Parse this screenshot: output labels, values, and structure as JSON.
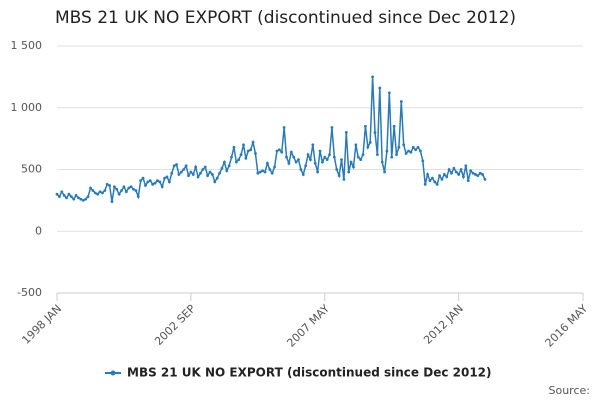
{
  "chart_data": {
    "type": "line",
    "title": "MBS 21 UK NO EXPORT (discontinued since Dec 2012)",
    "source": "Source:",
    "x": [
      "1998-01",
      "1998-02",
      "1998-03",
      "1998-04",
      "1998-05",
      "1998-06",
      "1998-07",
      "1998-08",
      "1998-09",
      "1998-10",
      "1998-11",
      "1998-12",
      "1999-01",
      "1999-02",
      "1999-03",
      "1999-04",
      "1999-05",
      "1999-06",
      "1999-07",
      "1999-08",
      "1999-09",
      "1999-10",
      "1999-11",
      "1999-12",
      "2000-01",
      "2000-02",
      "2000-03",
      "2000-04",
      "2000-05",
      "2000-06",
      "2000-07",
      "2000-08",
      "2000-09",
      "2000-10",
      "2000-11",
      "2000-12",
      "2001-01",
      "2001-02",
      "2001-03",
      "2001-04",
      "2001-05",
      "2001-06",
      "2001-07",
      "2001-08",
      "2001-09",
      "2001-10",
      "2001-11",
      "2001-12",
      "2002-01",
      "2002-02",
      "2002-03",
      "2002-04",
      "2002-05",
      "2002-06",
      "2002-07",
      "2002-08",
      "2002-09",
      "2002-10",
      "2002-11",
      "2002-12",
      "2003-01",
      "2003-02",
      "2003-03",
      "2003-04",
      "2003-05",
      "2003-06",
      "2003-07",
      "2003-08",
      "2003-09",
      "2003-10",
      "2003-11",
      "2003-12",
      "2004-01",
      "2004-02",
      "2004-03",
      "2004-04",
      "2004-05",
      "2004-06",
      "2004-07",
      "2004-08",
      "2004-09",
      "2004-10",
      "2004-11",
      "2004-12",
      "2005-01",
      "2005-02",
      "2005-03",
      "2005-04",
      "2005-05",
      "2005-06",
      "2005-07",
      "2005-08",
      "2005-09",
      "2005-10",
      "2005-11",
      "2005-12",
      "2006-01",
      "2006-02",
      "2006-03",
      "2006-04",
      "2006-05",
      "2006-06",
      "2006-07",
      "2006-08",
      "2006-09",
      "2006-10",
      "2006-11",
      "2006-12",
      "2007-01",
      "2007-02",
      "2007-03",
      "2007-04",
      "2007-05",
      "2007-06",
      "2007-07",
      "2007-08",
      "2007-09",
      "2007-10",
      "2007-11",
      "2007-12",
      "2008-01",
      "2008-02",
      "2008-03",
      "2008-04",
      "2008-05",
      "2008-06",
      "2008-07",
      "2008-08",
      "2008-09",
      "2008-10",
      "2008-11",
      "2008-12",
      "2009-01",
      "2009-02",
      "2009-03",
      "2009-04",
      "2009-05",
      "2009-06",
      "2009-07",
      "2009-08",
      "2009-09",
      "2009-10",
      "2009-11",
      "2009-12",
      "2010-01",
      "2010-02",
      "2010-03",
      "2010-04",
      "2010-05",
      "2010-06",
      "2010-07",
      "2010-08",
      "2010-09",
      "2010-10",
      "2010-11",
      "2010-12",
      "2011-01",
      "2011-02",
      "2011-03",
      "2011-04",
      "2011-05",
      "2011-06",
      "2011-07",
      "2011-08",
      "2011-09",
      "2011-10",
      "2011-11",
      "2011-12",
      "2012-01",
      "2012-02",
      "2012-03",
      "2012-04",
      "2012-05",
      "2012-06",
      "2012-07",
      "2012-08",
      "2012-09",
      "2012-10",
      "2012-11",
      "2012-12"
    ],
    "series": [
      {
        "name": "MBS 21 UK NO EXPORT (discontinued since Dec 2012)",
        "color": "#2a7ab8",
        "values": [
          300,
          280,
          320,
          290,
          270,
          300,
          280,
          260,
          290,
          270,
          260,
          250,
          260,
          280,
          350,
          330,
          310,
          300,
          320,
          310,
          330,
          380,
          370,
          240,
          360,
          340,
          300,
          330,
          360,
          320,
          350,
          360,
          340,
          330,
          280,
          410,
          430,
          370,
          400,
          410,
          380,
          390,
          410,
          400,
          360,
          430,
          440,
          400,
          470,
          530,
          540,
          460,
          480,
          500,
          530,
          450,
          480,
          460,
          520,
          440,
          470,
          500,
          520,
          450,
          480,
          460,
          400,
          430,
          470,
          510,
          560,
          490,
          530,
          600,
          680,
          560,
          580,
          620,
          700,
          590,
          650,
          660,
          720,
          630,
          470,
          480,
          490,
          480,
          550,
          500,
          470,
          520,
          650,
          660,
          640,
          840,
          600,
          550,
          640,
          600,
          560,
          580,
          500,
          460,
          530,
          620,
          580,
          700,
          550,
          480,
          650,
          560,
          600,
          580,
          620,
          840,
          600,
          500,
          450,
          580,
          420,
          800,
          480,
          560,
          520,
          700,
          600,
          580,
          620,
          850,
          680,
          720,
          1250,
          800,
          620,
          1160,
          560,
          480,
          650,
          1120,
          600,
          850,
          620,
          680,
          1050,
          700,
          630,
          650,
          640,
          680,
          660,
          680,
          650,
          570,
          380,
          460,
          410,
          430,
          400,
          380,
          450,
          420,
          460,
          440,
          500,
          470,
          510,
          480,
          460,
          500,
          440,
          530,
          410,
          490,
          470,
          460,
          450,
          470,
          460,
          420
        ]
      }
    ],
    "xlim": [
      "1998-01",
      "2016-05"
    ],
    "xticks": [
      {
        "value": "1998-01",
        "label": "1998 JAN"
      },
      {
        "value": "2002-09",
        "label": "2002 SEP"
      },
      {
        "value": "2007-05",
        "label": "2007 MAY"
      },
      {
        "value": "2012-01",
        "label": "2012 JAN"
      },
      {
        "value": "2016-05",
        "label": "2016 MAY"
      }
    ],
    "ylim": [
      -500,
      1500
    ],
    "yticks": [
      -500,
      0,
      500,
      {
        "value": 1000,
        "label": "1 000"
      },
      {
        "value": 1500,
        "label": "1 500"
      }
    ],
    "grid": true,
    "legend": "bottom"
  }
}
+---+
Retype each record exactly as it stands, but do not include the pictures.

Parse this screenshot: output labels, values, and structure as JSON.
{
  "chart_data": {
    "type": "line",
    "title": "MBS 21 UK NO EXPORT (discontinued since Dec 2012)",
    "source": "Source:",
    "x": [
      "1998-01",
      "1998-02",
      "1998-03",
      "1998-04",
      "1998-05",
      "1998-06",
      "1998-07",
      "1998-08",
      "1998-09",
      "1998-10",
      "1998-11",
      "1998-12",
      "1999-01",
      "1999-02",
      "1999-03",
      "1999-04",
      "1999-05",
      "1999-06",
      "1999-07",
      "1999-08",
      "1999-09",
      "1999-10",
      "1999-11",
      "1999-12",
      "2000-01",
      "2000-02",
      "2000-03",
      "2000-04",
      "2000-05",
      "2000-06",
      "2000-07",
      "2000-08",
      "2000-09",
      "2000-10",
      "2000-11",
      "2000-12",
      "2001-01",
      "2001-02",
      "2001-03",
      "2001-04",
      "2001-05",
      "2001-06",
      "2001-07",
      "2001-08",
      "2001-09",
      "2001-10",
      "2001-11",
      "2001-12",
      "2002-01",
      "2002-02",
      "2002-03",
      "2002-04",
      "2002-05",
      "2002-06",
      "2002-07",
      "2002-08",
      "2002-09",
      "2002-10",
      "2002-11",
      "2002-12",
      "2003-01",
      "2003-02",
      "2003-03",
      "2003-04",
      "2003-05",
      "2003-06",
      "2003-07",
      "2003-08",
      "2003-09",
      "2003-10",
      "2003-11",
      "2003-12",
      "2004-01",
      "2004-02",
      "2004-03",
      "2004-04",
      "2004-05",
      "2004-06",
      "2004-07",
      "2004-08",
      "2004-09",
      "2004-10",
      "2004-11",
      "2004-12",
      "2005-01",
      "2005-02",
      "2005-03",
      "2005-04",
      "2005-05",
      "2005-06",
      "2005-07",
      "2005-08",
      "2005-09",
      "2005-10",
      "2005-11",
      "2005-12",
      "2006-01",
      "2006-02",
      "2006-03",
      "2006-04",
      "2006-05",
      "2006-06",
      "2006-07",
      "2006-08",
      "2006-09",
      "2006-10",
      "2006-11",
      "2006-12",
      "2007-01",
      "2007-02",
      "2007-03",
      "2007-04",
      "2007-05",
      "2007-06",
      "2007-07",
      "2007-08",
      "2007-09",
      "2007-10",
      "2007-11",
      "2007-12",
      "2008-01",
      "2008-02",
      "2008-03",
      "2008-04",
      "2008-05",
      "2008-06",
      "2008-07",
      "2008-08",
      "2008-09",
      "2008-10",
      "2008-11",
      "2008-12",
      "2009-01",
      "2009-02",
      "2009-03",
      "2009-04",
      "2009-05",
      "2009-06",
      "2009-07",
      "2009-08",
      "2009-09",
      "2009-10",
      "2009-11",
      "2009-12",
      "2010-01",
      "2010-02",
      "2010-03",
      "2010-04",
      "2010-05",
      "2010-06",
      "2010-07",
      "2010-08",
      "2010-09",
      "2010-10",
      "2010-11",
      "2010-12",
      "2011-01",
      "2011-02",
      "2011-03",
      "2011-04",
      "2011-05",
      "2011-06",
      "2011-07",
      "2011-08",
      "2011-09",
      "2011-10",
      "2011-11",
      "2011-12",
      "2012-01",
      "2012-02",
      "2012-03",
      "2012-04",
      "2012-05",
      "2012-06",
      "2012-07",
      "2012-08",
      "2012-09",
      "2012-10",
      "2012-11",
      "2012-12"
    ],
    "series": [
      {
        "name": "MBS 21 UK NO EXPORT (discontinued since Dec 2012)",
        "color": "#2a7ab8",
        "values": [
          300,
          280,
          320,
          290,
          270,
          300,
          280,
          260,
          290,
          270,
          260,
          250,
          260,
          280,
          350,
          330,
          310,
          300,
          320,
          310,
          330,
          380,
          370,
          240,
          360,
          340,
          300,
          330,
          360,
          320,
          350,
          360,
          340,
          330,
          280,
          410,
          430,
          370,
          400,
          410,
          380,
          390,
          410,
          400,
          360,
          430,
          440,
          400,
          470,
          530,
          540,
          460,
          480,
          500,
          530,
          450,
          480,
          460,
          520,
          440,
          470,
          500,
          520,
          450,
          480,
          460,
          400,
          430,
          470,
          510,
          560,
          490,
          530,
          600,
          680,
          560,
          580,
          620,
          700,
          590,
          650,
          660,
          720,
          630,
          470,
          480,
          490,
          480,
          550,
          500,
          470,
          520,
          650,
          660,
          640,
          840,
          600,
          550,
          640,
          600,
          560,
          580,
          500,
          460,
          530,
          620,
          580,
          700,
          550,
          480,
          650,
          560,
          600,
          580,
          620,
          840,
          600,
          500,
          450,
          580,
          420,
          800,
          480,
          560,
          520,
          700,
          600,
          580,
          620,
          850,
          680,
          720,
          1250,
          800,
          620,
          1160,
          560,
          480,
          650,
          1120,
          600,
          850,
          620,
          680,
          1050,
          700,
          630,
          650,
          640,
          680,
          660,
          680,
          650,
          570,
          380,
          460,
          410,
          430,
          400,
          380,
          450,
          420,
          460,
          440,
          500,
          470,
          510,
          480,
          460,
          500,
          440,
          530,
          410,
          490,
          470,
          460,
          450,
          470,
          460,
          420
        ]
      }
    ],
    "xlim": [
      "1998-01",
      "2016-05"
    ],
    "xticks": [
      {
        "value": "1998-01",
        "label": "1998 JAN"
      },
      {
        "value": "2002-09",
        "label": "2002 SEP"
      },
      {
        "value": "2007-05",
        "label": "2007 MAY"
      },
      {
        "value": "2012-01",
        "label": "2012 JAN"
      },
      {
        "value": "2016-05",
        "label": "2016 MAY"
      }
    ],
    "ylim": [
      -500,
      1500
    ],
    "yticks": [
      -500,
      0,
      500,
      {
        "value": 1000,
        "label": "1 000"
      },
      {
        "value": 1500,
        "label": "1 500"
      }
    ],
    "grid": true,
    "legend": "bottom"
  }
}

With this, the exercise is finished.